++++ Supplied text ++++
Articles, podcasts and news about Swift development, by John Sundell.

The power of sets in Swift

Published on 04 Mar 2018
Discover page available: The Standard Library

Although Set is one of those core data structures that you see in almost every programming language, it sometimes get a bit overlooked as our default choice for storing collections of non-keyed objects tends to be to use an Array.

This week, let's take a look at a few different examples of when using a set can lead to more predictable performance & simpler code, as well as how to use some of Swift's Set type's lesser known - yet very powerful - features. Let's dive in!

Constant time

One of the key characteristics of a Set is that it stores its members based on hash value rather than by index (like Array does). In other words, it sacrifices guaranteed member order to gain constant (O(1)) lookup time. The simplest use case for this is when you're storing a potentially large collection of unordered values, like when keeping track of all the IDs of a user's friends:

struct User {
    var friendIDs = Set<UUID>()
}

By using a set here rather than, for instance, an array - we can avoid any performance bottlenecks that we could easily encounter for users with a large amount of friends. To check whether a given user is friends with another user, we'd use the contains API - which for an array could require each element to be inspected, while always being a quick hash value lookup for a set, regardless of the size of the collection.
++++ Recorded information ++++
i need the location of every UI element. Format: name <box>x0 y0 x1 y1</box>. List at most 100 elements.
++++
++++ Recorded information ++++
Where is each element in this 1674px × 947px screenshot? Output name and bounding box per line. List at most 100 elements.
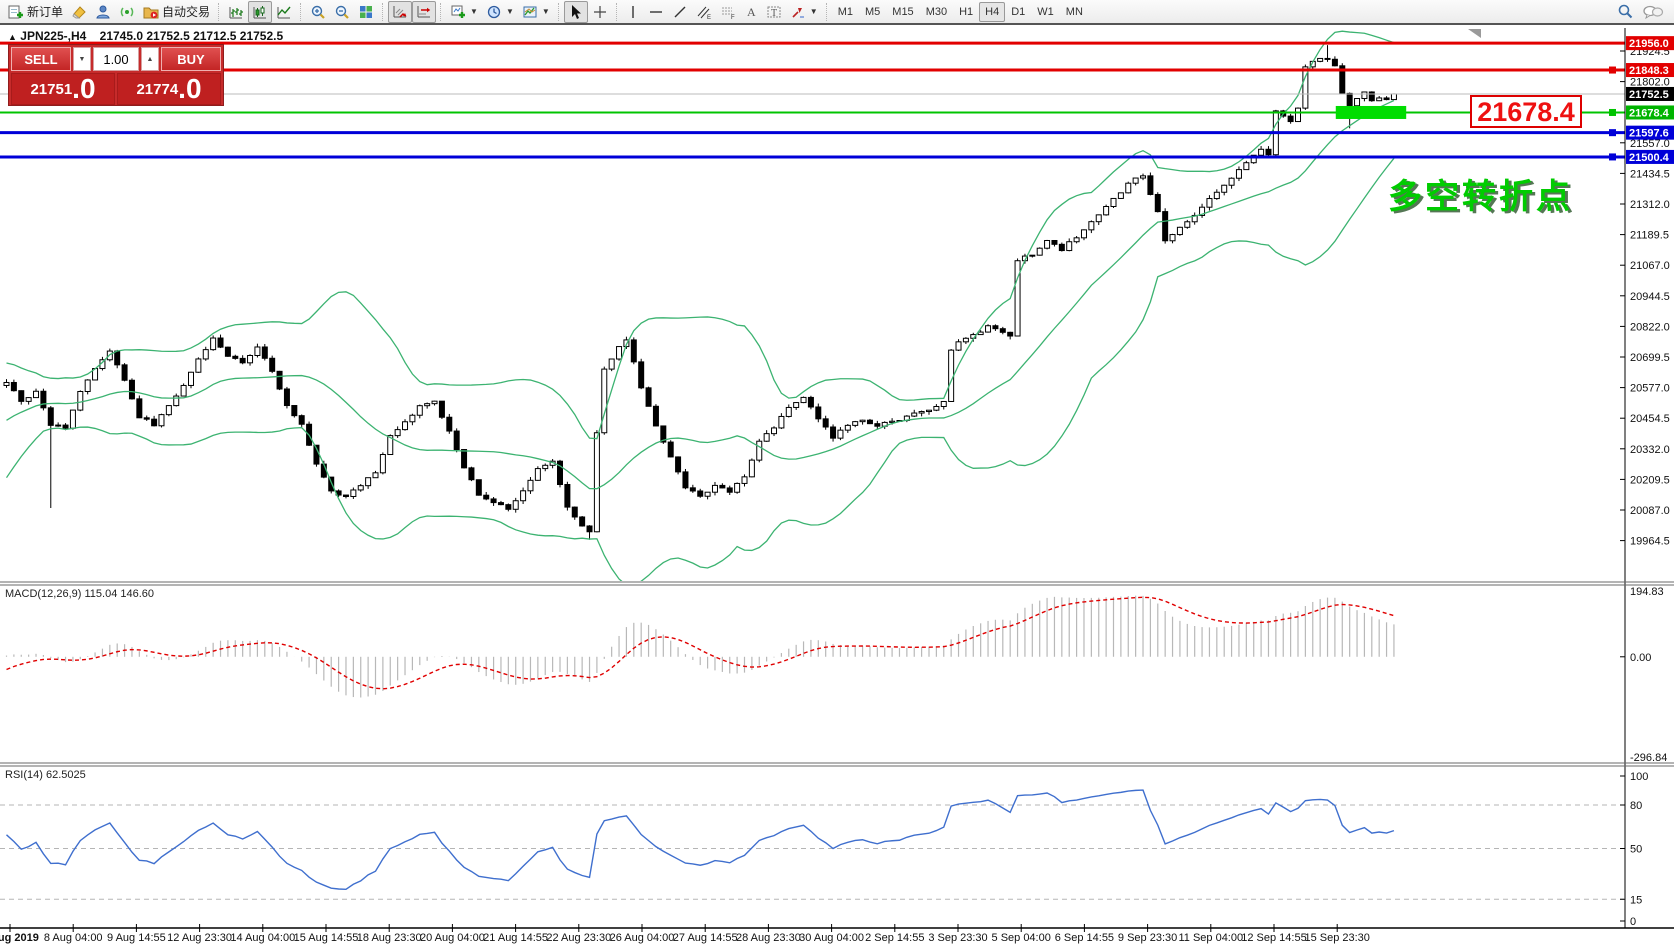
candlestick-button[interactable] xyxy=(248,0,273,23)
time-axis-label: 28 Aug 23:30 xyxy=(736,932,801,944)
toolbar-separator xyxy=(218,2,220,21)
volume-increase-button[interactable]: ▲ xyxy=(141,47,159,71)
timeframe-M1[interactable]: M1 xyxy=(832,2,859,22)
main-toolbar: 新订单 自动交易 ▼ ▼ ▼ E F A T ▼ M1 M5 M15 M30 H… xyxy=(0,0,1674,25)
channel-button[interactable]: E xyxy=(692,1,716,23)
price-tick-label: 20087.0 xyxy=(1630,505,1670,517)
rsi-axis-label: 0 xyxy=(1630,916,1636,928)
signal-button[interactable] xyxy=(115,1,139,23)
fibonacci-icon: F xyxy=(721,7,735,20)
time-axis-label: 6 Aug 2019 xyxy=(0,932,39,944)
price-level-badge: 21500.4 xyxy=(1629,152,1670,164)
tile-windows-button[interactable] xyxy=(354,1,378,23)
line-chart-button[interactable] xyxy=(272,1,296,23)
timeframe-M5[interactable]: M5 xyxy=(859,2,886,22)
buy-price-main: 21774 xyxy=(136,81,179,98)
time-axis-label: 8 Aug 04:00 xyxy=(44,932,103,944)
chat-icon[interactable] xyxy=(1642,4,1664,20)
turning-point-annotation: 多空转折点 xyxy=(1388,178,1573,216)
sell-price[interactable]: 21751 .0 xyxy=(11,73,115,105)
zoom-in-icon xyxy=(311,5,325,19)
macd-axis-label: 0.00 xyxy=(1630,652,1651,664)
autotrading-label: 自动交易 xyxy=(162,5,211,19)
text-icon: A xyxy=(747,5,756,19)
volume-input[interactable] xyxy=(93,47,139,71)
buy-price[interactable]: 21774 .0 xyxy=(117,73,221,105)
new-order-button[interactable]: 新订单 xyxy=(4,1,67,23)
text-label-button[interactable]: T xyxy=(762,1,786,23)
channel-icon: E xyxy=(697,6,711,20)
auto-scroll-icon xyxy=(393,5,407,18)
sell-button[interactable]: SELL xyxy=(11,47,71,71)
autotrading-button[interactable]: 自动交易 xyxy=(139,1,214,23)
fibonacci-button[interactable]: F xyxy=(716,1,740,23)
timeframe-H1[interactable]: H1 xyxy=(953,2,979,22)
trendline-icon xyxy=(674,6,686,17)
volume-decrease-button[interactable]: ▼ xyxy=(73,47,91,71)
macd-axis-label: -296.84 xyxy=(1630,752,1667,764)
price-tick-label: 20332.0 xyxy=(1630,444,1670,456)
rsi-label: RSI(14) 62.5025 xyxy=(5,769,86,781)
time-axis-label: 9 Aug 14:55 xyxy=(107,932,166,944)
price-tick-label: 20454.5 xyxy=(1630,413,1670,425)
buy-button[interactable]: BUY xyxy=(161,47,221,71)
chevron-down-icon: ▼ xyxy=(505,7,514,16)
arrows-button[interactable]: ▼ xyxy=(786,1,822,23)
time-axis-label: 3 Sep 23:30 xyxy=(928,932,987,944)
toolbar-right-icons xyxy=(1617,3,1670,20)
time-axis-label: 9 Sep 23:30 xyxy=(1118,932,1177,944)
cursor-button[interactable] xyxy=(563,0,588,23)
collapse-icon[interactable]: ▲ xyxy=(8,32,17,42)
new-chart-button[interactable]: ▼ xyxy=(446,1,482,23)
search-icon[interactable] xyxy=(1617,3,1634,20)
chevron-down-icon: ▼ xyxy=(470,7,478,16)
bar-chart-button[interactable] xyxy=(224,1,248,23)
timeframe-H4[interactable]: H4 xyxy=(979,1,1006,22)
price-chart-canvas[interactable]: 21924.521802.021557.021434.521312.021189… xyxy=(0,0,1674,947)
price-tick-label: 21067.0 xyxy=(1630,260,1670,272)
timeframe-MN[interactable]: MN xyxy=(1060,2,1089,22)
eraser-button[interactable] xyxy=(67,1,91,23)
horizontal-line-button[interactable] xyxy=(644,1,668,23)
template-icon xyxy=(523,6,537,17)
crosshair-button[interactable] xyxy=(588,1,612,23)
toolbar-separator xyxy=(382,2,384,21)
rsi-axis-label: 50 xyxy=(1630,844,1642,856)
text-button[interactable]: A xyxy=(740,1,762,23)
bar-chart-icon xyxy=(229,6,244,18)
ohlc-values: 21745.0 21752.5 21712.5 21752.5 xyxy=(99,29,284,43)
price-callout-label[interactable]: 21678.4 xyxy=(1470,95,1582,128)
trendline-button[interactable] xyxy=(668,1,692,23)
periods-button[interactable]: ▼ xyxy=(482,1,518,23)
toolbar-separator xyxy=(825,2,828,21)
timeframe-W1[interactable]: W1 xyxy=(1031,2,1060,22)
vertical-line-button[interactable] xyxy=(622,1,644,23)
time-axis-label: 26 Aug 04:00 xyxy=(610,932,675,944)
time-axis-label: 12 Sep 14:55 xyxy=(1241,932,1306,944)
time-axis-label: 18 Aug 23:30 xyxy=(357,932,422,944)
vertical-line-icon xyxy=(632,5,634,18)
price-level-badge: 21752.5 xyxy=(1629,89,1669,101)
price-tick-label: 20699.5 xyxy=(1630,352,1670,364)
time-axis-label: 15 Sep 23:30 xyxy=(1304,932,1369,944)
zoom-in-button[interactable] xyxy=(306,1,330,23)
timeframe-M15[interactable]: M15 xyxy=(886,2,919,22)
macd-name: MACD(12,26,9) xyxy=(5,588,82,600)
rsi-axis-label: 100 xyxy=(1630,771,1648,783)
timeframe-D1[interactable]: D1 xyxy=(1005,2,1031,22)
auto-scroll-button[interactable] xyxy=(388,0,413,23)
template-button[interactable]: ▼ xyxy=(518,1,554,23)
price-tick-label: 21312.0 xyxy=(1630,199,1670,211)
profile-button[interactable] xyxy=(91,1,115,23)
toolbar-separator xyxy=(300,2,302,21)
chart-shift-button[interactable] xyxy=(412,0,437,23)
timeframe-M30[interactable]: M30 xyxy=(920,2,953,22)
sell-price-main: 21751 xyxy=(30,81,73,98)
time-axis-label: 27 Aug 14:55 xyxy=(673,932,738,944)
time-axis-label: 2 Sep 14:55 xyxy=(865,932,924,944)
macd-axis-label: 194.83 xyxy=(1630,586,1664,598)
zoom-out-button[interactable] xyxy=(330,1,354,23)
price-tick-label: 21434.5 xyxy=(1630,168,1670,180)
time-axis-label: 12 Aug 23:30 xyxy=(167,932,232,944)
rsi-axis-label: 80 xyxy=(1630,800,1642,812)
++++
In the article on sets in Swift, what does a Set sacrifice to gain constant lookup time? Please answer in a few words.

● Full answer: Guaranteed member order.